Aim:
Below is a block of records. Copy every line in it that contains the word "Torque".

(Structured figure records)

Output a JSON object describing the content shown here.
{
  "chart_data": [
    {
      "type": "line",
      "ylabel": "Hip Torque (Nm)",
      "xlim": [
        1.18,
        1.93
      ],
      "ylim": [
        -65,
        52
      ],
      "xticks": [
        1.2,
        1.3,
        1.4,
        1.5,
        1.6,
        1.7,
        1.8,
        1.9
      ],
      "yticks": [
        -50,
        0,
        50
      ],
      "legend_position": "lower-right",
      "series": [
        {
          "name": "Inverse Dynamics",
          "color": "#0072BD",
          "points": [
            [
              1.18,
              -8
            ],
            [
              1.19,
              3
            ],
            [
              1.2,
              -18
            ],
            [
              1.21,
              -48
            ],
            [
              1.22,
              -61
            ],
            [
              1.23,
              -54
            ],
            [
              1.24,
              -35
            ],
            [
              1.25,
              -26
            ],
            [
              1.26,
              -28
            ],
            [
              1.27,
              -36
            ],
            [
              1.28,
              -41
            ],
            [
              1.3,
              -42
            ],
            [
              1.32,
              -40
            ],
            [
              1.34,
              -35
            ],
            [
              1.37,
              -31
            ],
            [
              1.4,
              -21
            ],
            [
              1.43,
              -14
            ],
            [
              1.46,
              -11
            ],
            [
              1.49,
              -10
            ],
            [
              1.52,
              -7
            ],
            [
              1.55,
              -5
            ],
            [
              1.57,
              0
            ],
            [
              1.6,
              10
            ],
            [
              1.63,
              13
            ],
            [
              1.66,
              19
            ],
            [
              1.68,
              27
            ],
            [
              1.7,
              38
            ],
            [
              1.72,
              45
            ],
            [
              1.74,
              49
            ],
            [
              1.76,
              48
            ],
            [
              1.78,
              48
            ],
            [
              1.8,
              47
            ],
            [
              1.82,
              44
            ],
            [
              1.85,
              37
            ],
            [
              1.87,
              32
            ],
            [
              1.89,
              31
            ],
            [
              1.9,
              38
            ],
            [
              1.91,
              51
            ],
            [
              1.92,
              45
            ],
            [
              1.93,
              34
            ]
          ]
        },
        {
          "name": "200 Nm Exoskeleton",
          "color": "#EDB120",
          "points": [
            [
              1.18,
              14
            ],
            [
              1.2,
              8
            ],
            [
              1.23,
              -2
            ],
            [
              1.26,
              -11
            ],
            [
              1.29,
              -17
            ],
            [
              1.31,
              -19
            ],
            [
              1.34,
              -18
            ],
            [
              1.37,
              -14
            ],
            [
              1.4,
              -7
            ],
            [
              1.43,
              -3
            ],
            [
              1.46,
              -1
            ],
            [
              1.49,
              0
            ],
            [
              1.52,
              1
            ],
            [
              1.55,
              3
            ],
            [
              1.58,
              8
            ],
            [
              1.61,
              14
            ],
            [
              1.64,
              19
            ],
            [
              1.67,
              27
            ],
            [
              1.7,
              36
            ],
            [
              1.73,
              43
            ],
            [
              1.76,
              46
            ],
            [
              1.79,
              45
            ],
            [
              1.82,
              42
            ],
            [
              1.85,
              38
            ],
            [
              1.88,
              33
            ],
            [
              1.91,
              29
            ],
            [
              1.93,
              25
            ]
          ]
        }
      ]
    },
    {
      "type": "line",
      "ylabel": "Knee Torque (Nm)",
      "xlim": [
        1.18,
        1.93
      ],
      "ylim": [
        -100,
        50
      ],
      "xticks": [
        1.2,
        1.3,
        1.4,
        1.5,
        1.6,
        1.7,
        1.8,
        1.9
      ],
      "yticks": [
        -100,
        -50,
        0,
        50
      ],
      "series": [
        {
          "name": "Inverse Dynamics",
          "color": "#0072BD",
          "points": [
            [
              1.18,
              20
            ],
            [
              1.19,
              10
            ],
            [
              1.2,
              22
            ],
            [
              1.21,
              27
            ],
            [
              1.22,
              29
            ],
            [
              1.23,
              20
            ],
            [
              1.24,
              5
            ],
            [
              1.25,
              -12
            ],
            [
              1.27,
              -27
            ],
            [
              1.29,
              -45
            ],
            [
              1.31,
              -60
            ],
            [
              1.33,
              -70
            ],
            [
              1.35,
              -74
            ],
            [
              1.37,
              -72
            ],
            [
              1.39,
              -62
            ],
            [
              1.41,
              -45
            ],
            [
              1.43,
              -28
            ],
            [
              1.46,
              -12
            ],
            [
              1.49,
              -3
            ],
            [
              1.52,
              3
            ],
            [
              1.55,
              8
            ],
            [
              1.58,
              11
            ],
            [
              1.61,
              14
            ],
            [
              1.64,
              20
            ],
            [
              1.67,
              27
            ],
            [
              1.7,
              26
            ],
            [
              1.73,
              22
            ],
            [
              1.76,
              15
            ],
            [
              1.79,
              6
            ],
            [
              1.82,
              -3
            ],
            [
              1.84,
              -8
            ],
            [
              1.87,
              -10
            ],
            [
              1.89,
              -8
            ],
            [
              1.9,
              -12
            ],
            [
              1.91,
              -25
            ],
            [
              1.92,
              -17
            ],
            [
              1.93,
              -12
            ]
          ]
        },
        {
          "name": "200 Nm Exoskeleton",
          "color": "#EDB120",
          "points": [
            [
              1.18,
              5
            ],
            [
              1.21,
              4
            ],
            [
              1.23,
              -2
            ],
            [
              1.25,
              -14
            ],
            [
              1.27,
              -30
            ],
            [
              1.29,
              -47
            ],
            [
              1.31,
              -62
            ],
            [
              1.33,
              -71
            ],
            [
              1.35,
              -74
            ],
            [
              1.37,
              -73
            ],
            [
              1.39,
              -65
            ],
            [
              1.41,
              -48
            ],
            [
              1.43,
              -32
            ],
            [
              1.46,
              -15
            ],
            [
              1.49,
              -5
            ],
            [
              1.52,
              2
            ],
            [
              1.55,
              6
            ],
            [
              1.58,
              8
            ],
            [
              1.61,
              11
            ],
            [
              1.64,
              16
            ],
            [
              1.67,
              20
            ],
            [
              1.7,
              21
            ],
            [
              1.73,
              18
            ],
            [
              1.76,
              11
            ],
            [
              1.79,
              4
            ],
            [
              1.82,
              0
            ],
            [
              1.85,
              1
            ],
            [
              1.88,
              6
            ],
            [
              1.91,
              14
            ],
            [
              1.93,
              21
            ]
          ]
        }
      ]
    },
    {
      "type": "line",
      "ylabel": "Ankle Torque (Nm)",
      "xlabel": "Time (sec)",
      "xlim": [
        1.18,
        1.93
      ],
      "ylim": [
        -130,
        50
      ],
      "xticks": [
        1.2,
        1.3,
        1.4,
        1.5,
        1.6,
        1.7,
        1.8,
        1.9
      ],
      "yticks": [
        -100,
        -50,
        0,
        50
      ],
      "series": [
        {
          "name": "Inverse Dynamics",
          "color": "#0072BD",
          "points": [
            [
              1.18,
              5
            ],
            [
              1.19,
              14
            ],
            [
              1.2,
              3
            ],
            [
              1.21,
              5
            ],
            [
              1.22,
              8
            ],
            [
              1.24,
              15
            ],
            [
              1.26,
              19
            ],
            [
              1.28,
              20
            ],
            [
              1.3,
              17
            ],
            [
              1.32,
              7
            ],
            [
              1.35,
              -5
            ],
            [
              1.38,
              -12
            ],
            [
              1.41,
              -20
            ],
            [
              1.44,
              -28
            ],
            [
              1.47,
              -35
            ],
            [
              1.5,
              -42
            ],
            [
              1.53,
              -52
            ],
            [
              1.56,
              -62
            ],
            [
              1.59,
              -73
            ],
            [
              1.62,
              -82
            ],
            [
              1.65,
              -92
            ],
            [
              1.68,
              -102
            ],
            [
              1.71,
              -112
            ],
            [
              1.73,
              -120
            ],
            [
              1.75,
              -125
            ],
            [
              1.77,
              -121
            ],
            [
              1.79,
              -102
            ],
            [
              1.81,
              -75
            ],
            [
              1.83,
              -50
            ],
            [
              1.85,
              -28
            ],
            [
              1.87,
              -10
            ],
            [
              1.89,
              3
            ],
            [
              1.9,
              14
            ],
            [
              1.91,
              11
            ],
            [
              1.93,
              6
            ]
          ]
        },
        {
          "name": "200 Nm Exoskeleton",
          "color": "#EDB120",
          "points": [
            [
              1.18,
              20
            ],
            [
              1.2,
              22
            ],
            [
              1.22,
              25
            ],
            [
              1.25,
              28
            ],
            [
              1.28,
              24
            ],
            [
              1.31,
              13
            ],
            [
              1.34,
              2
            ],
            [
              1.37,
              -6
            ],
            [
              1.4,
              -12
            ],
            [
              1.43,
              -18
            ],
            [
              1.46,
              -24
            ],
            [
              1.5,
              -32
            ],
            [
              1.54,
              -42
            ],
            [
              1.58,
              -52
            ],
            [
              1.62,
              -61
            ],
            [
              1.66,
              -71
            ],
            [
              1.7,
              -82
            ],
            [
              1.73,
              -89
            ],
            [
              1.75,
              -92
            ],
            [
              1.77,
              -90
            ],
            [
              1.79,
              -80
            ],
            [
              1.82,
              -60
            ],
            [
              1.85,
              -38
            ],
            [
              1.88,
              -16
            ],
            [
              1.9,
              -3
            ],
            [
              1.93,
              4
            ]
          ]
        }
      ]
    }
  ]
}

Solved problem:
      "ylabel": "Hip Torque (Nm)",
      "ylabel": "Knee Torque (Nm)",
      "ylabel": "Ankle Torque (Nm)",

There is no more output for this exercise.